» **Stored records**:
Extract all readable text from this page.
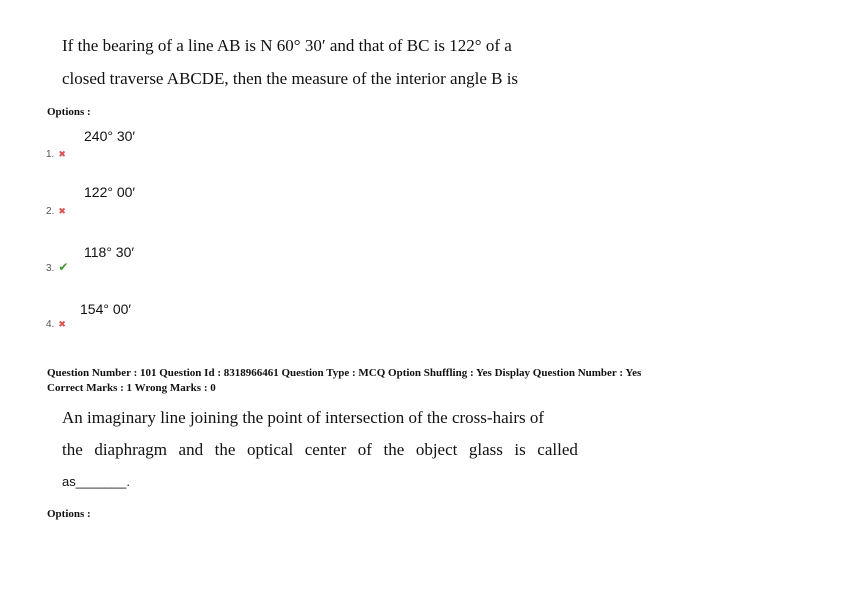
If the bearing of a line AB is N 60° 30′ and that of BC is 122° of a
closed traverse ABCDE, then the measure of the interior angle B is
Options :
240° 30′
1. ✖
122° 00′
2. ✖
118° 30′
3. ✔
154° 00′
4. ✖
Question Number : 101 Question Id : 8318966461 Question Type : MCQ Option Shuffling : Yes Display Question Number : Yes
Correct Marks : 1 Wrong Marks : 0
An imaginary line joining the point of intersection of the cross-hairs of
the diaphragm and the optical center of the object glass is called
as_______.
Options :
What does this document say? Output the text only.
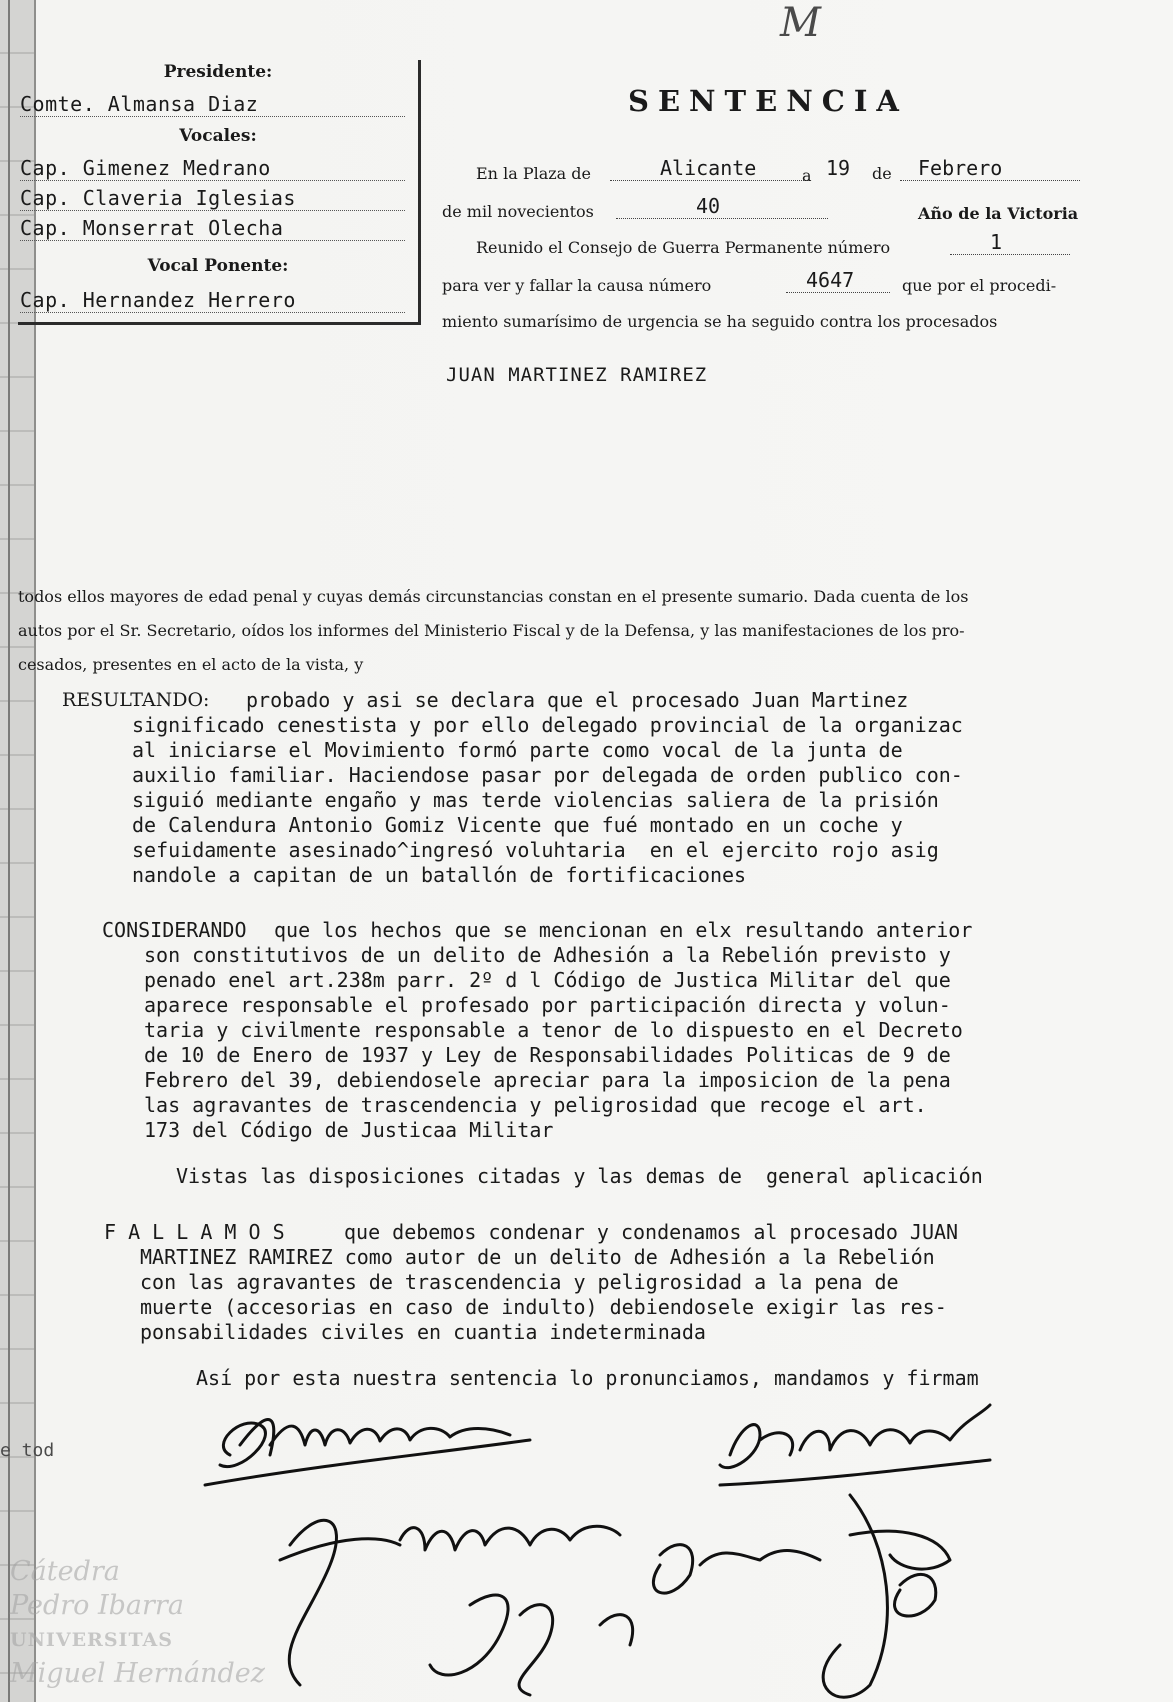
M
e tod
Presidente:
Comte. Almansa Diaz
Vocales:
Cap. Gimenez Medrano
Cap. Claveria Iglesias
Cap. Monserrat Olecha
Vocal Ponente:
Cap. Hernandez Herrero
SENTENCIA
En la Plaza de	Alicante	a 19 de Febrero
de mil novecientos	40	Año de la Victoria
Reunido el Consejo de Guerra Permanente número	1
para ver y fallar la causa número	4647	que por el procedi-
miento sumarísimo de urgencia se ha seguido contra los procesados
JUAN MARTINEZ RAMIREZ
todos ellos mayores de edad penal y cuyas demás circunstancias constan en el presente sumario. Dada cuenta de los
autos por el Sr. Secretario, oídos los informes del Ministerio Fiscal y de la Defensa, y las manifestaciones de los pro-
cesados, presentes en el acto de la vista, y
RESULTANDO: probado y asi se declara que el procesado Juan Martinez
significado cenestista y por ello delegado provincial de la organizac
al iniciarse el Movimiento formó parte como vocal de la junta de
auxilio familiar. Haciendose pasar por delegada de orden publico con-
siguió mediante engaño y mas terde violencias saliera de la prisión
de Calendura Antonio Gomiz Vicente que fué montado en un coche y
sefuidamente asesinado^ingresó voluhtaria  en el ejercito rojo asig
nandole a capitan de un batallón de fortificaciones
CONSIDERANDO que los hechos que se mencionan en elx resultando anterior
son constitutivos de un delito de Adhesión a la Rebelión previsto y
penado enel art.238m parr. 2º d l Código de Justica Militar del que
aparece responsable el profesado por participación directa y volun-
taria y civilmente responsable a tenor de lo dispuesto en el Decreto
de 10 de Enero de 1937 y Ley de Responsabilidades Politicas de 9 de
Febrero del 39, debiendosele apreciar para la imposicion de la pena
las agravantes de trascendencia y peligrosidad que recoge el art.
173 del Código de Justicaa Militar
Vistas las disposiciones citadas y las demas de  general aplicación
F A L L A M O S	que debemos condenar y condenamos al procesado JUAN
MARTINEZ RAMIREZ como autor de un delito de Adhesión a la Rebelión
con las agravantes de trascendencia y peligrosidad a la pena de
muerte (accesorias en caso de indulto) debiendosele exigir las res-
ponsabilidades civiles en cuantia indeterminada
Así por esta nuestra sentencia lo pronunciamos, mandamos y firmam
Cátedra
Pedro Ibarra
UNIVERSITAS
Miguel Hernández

---

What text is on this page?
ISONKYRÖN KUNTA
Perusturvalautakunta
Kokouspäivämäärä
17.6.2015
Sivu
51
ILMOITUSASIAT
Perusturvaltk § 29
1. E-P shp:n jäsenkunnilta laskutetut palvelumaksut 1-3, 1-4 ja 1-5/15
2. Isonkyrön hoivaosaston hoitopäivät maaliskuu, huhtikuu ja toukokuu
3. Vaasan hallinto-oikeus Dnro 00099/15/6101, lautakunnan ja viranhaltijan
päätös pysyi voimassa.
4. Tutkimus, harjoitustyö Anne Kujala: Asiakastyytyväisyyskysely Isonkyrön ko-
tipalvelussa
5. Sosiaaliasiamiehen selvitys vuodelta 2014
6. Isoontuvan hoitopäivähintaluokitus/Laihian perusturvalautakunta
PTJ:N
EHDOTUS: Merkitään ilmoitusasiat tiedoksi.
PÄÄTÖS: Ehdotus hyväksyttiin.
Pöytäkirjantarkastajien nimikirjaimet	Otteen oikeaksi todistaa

--

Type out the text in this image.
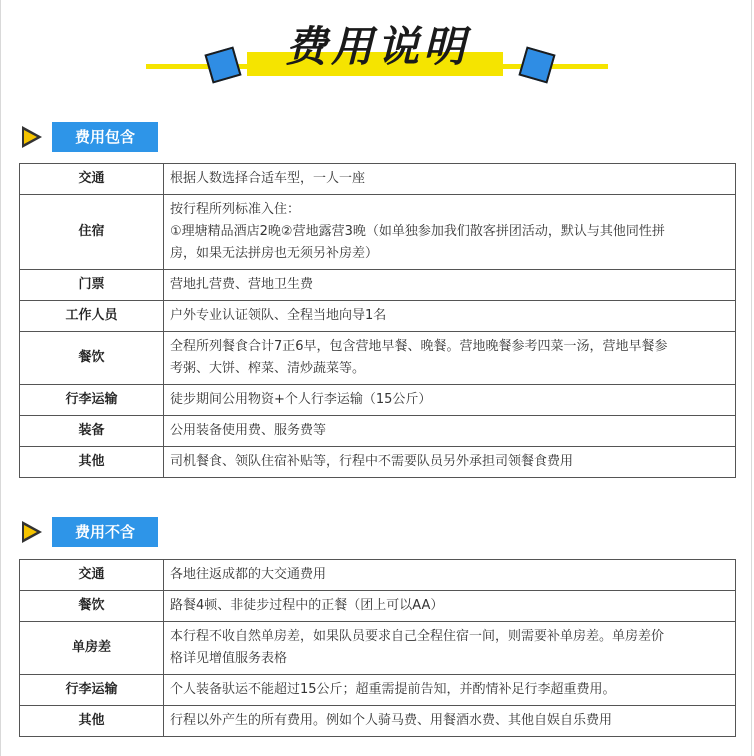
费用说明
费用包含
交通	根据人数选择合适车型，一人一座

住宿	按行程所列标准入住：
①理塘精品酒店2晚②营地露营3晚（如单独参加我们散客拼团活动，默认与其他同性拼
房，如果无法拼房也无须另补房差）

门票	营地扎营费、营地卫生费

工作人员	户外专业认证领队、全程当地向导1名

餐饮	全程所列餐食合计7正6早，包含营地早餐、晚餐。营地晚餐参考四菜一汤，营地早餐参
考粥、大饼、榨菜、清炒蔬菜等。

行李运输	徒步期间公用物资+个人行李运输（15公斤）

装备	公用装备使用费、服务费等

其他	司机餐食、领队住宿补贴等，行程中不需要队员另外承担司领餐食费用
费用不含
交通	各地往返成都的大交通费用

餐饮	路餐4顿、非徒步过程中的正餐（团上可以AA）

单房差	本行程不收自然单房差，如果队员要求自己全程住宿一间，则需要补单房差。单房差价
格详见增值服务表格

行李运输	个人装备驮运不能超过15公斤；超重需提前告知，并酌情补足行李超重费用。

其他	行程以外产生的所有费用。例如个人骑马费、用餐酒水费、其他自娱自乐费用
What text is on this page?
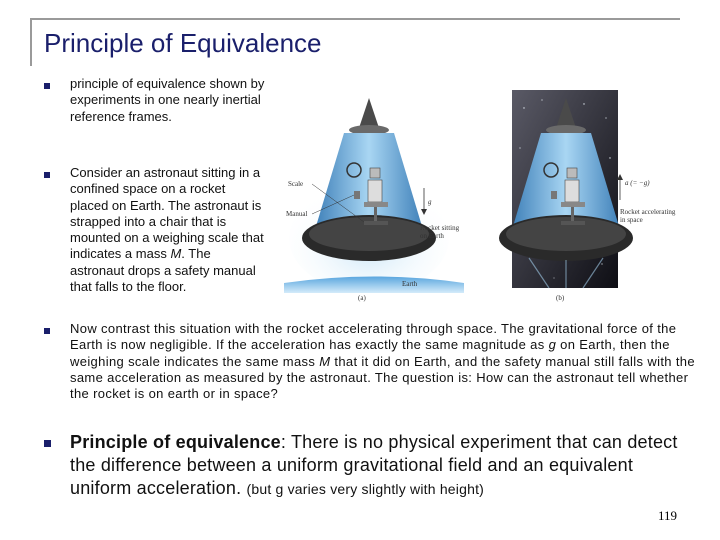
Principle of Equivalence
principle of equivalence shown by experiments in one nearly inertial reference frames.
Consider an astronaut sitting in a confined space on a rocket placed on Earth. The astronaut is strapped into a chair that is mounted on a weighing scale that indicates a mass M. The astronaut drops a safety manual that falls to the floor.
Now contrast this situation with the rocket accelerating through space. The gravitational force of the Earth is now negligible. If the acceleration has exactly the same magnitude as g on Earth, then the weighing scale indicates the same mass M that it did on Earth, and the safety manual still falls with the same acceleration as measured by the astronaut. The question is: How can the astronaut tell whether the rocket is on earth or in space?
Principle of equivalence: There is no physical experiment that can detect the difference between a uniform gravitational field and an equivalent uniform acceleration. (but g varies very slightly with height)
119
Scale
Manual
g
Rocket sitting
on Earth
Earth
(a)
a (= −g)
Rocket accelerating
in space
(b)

» **What the task asks**:
Identify lines with the string "peligrosidad". Copy each one.

» **Answer in full**:
las agravantes de trascendencia y peligrosidad que recoge el art.
con las agravantes de trascendencia y peligrosidad a la pena de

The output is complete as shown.